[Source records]
━━━━━━━━

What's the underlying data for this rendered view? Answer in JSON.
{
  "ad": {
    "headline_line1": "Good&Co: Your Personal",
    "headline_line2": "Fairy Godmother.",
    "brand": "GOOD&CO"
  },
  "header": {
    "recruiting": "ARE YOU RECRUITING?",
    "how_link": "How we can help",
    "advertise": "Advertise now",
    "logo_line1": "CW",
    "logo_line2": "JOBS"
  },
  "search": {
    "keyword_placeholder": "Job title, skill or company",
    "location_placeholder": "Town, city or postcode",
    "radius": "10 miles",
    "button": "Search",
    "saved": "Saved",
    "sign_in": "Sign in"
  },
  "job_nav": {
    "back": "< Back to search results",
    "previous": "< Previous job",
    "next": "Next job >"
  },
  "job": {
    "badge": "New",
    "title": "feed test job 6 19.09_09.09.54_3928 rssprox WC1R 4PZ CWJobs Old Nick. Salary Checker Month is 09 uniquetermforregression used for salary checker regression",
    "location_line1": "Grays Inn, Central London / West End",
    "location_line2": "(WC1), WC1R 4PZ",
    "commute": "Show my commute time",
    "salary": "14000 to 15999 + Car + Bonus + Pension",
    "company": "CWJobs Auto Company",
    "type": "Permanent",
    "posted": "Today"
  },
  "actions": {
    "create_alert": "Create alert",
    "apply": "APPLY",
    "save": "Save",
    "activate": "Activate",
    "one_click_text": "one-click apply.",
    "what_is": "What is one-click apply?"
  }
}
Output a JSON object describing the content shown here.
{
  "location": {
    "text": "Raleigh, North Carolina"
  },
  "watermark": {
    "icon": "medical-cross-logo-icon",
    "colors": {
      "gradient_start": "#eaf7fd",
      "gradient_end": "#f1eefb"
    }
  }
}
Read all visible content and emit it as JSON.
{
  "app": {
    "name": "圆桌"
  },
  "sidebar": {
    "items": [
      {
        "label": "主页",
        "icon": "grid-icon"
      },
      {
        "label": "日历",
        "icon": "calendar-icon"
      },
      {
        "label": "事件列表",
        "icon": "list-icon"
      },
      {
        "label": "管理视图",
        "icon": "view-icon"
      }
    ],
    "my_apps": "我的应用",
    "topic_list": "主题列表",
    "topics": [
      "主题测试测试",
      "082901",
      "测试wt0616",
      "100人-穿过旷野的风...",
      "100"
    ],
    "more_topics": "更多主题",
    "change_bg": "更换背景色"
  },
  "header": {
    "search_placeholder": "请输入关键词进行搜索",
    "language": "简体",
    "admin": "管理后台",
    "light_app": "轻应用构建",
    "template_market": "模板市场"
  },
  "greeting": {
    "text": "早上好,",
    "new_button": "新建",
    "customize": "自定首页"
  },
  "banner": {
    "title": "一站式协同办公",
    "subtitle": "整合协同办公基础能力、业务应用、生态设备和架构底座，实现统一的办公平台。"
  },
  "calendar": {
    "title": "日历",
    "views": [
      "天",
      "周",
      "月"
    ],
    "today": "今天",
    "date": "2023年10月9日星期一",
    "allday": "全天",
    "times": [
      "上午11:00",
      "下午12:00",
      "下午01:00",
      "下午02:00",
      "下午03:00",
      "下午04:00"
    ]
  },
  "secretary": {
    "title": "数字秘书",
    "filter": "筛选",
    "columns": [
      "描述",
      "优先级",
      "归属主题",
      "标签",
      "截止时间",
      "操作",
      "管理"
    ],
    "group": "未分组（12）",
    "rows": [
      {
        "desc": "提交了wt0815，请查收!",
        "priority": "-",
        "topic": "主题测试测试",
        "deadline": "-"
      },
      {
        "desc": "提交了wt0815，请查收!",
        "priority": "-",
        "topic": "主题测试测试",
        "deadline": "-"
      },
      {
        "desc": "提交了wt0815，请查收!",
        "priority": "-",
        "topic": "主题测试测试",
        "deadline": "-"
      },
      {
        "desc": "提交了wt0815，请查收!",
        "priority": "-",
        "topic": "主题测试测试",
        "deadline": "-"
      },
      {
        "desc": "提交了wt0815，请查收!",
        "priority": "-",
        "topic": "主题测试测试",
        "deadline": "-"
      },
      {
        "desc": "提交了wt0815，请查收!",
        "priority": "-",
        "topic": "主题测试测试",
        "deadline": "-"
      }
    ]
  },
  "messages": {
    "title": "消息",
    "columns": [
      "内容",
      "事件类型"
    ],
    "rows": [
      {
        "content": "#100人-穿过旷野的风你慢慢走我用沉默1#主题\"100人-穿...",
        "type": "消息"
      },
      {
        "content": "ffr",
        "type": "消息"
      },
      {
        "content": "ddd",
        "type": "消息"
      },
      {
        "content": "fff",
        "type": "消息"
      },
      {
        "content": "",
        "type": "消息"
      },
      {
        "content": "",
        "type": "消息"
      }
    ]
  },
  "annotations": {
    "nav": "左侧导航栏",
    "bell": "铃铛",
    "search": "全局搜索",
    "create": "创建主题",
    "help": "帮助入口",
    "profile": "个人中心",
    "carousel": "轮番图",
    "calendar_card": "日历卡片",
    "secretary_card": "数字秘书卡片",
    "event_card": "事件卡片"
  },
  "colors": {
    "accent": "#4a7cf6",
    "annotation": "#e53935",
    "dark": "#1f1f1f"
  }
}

━━━━━━━━

→ Problem description
Repeat the data verbatim.

→ Solution
What's the underlying data for this rendered view? Answer in JSON.
{
  "ad": {
    "headline_line1": "Good&Co: Your Personal",
    "headline_line2": "Fairy Godmother.",
    "brand": "GOOD&CO"
  },
  "header": {
    "recruiting": "ARE YOU RECRUITING?",
    "how_link": "How we can help",
    "advertise": "Advertise now",
    "logo_line1": "CW",
    "logo_line2": "JOBS"
  },
  "search": {
    "keyword_placeholder": "Job title, skill or company",
    "location_placeholder": "Town, city or postcode",
    "radius": "10 miles",
    "button": "Search",
    "saved": "Saved",
    "sign_in": "Sign in"
  },
  "job_nav": {
    "back": "< Back to search results",
    "previous": "< Previous job",
    "next": "Next job >"
  },
  "job": {
    "badge": "New",
    "title": "feed test job 6 19.09_09.09.54_3928 rssprox WC1R 4PZ CWJobs Old Nick. Salary Checker Month is 09 uniquetermforregression used for salary checker regression",
    "location_line1": "Grays Inn, Central London / West End",
    "location_line2": "(WC1), WC1R 4PZ",
    "commute": "Show my commute time",
    "salary": "14000 to 15999 + Car + Bonus + Pension",
    "company": "CWJobs Auto Company",
    "type": "Permanent",
    "posted": "Today"
  },
  "actions": {
    "create_alert": "Create alert",
    "apply": "APPLY",
    "save": "Save",
    "activate": "Activate",
    "one_click_text": "one-click apply.",
    "what_is": "What is one-click apply?"
  }
}
Output a JSON object describing the content shown here.
{
  "location": {
    "text": "Raleigh, North Carolina"
  },
  "watermark": {
    "icon": "medical-cross-logo-icon",
    "colors": {
      "gradient_start": "#eaf7fd",
      "gradient_end": "#f1eefb"
    }
  }
}
Read all visible content and emit it as JSON.
{
  "app": {
    "name": "圆桌"
  },
  "sidebar": {
    "items": [
      {
        "label": "主页",
        "icon": "grid-icon"
      },
      {
        "label": "日历",
        "icon": "calendar-icon"
      },
      {
        "label": "事件列表",
        "icon": "list-icon"
      },
      {
        "label": "管理视图",
        "icon": "view-icon"
      }
    ],
    "my_apps": "我的应用",
    "topic_list": "主题列表",
    "topics": [
      "主题测试测试",
      "082901",
      "测试wt0616",
      "100人-穿过旷野的风...",
      "100"
    ],
    "more_topics": "更多主题",
    "change_bg": "更换背景色"
  },
  "header": {
    "search_placeholder": "请输入关键词进行搜索",
    "language": "简体",
    "admin": "管理后台",
    "light_app": "轻应用构建",
    "template_market": "模板市场"
  },
  "greeting": {
    "text": "早上好,",
    "new_button": "新建",
    "customize": "自定首页"
  },
  "banner": {
    "title": "一站式协同办公",
    "subtitle": "整合协同办公基础能力、业务应用、生态设备和架构底座，实现统一的办公平台。"
  },
  "calendar": {
    "title": "日历",
    "views": [
      "天",
      "周",
      "月"
    ],
    "today": "今天",
    "date": "2023年10月9日星期一",
    "allday": "全天",
    "times": [
      "上午11:00",
      "下午12:00",
      "下午01:00",
      "下午02:00",
      "下午03:00",
      "下午04:00"
    ]
  },
  "secretary": {
    "title": "数字秘书",
    "filter": "筛选",
    "columns": [
      "描述",
      "优先级",
      "归属主题",
      "标签",
      "截止时间",
      "操作",
      "管理"
    ],
    "group": "未分组（12）",
    "rows": [
      {
        "desc": "提交了wt0815，请查收!",
        "priority": "-",
        "topic": "主题测试测试",
        "deadline": "-"
      },
      {
        "desc": "提交了wt0815，请查收!",
        "priority": "-",
        "topic": "主题测试测试",
        "deadline": "-"
      },
      {
        "desc": "提交了wt0815，请查收!",
        "priority": "-",
        "topic": "主题测试测试",
        "deadline": "-"
      },
      {
        "desc": "提交了wt0815，请查收!",
        "priority": "-",
        "topic": "主题测试测试",
        "deadline": "-"
      },
      {
        "desc": "提交了wt0815，请查收!",
        "priority": "-",
        "topic": "主题测试测试",
        "deadline": "-"
      },
      {
        "desc": "提交了wt0815，请查收!",
        "priority": "-",
        "topic": "主题测试测试",
        "deadline": "-"
      }
    ]
  },
  "messages": {
    "title": "消息",
    "columns": [
      "内容",
      "事件类型"
    ],
    "rows": [
      {
        "content": "#100人-穿过旷野的风你慢慢走我用沉默1#主题\"100人-穿...",
        "type": "消息"
      },
      {
        "content": "ffr",
        "type": "消息"
      },
      {
        "content": "ddd",
        "type": "消息"
      },
      {
        "content": "fff",
        "type": "消息"
      },
      {
        "content": "",
        "type": "消息"
      },
      {
        "content": "",
        "type": "消息"
      }
    ]
  },
  "annotations": {
    "nav": "左侧导航栏",
    "bell": "铃铛",
    "search": "全局搜索",
    "create": "创建主题",
    "help": "帮助入口",
    "profile": "个人中心",
    "carousel": "轮番图",
    "calendar_card": "日历卡片",
    "secretary_card": "数字秘书卡片",
    "event_card": "事件卡片"
  },
  "colors": {
    "accent": "#4a7cf6",
    "annotation": "#e53935",
    "dark": "#1f1f1f"
  }
}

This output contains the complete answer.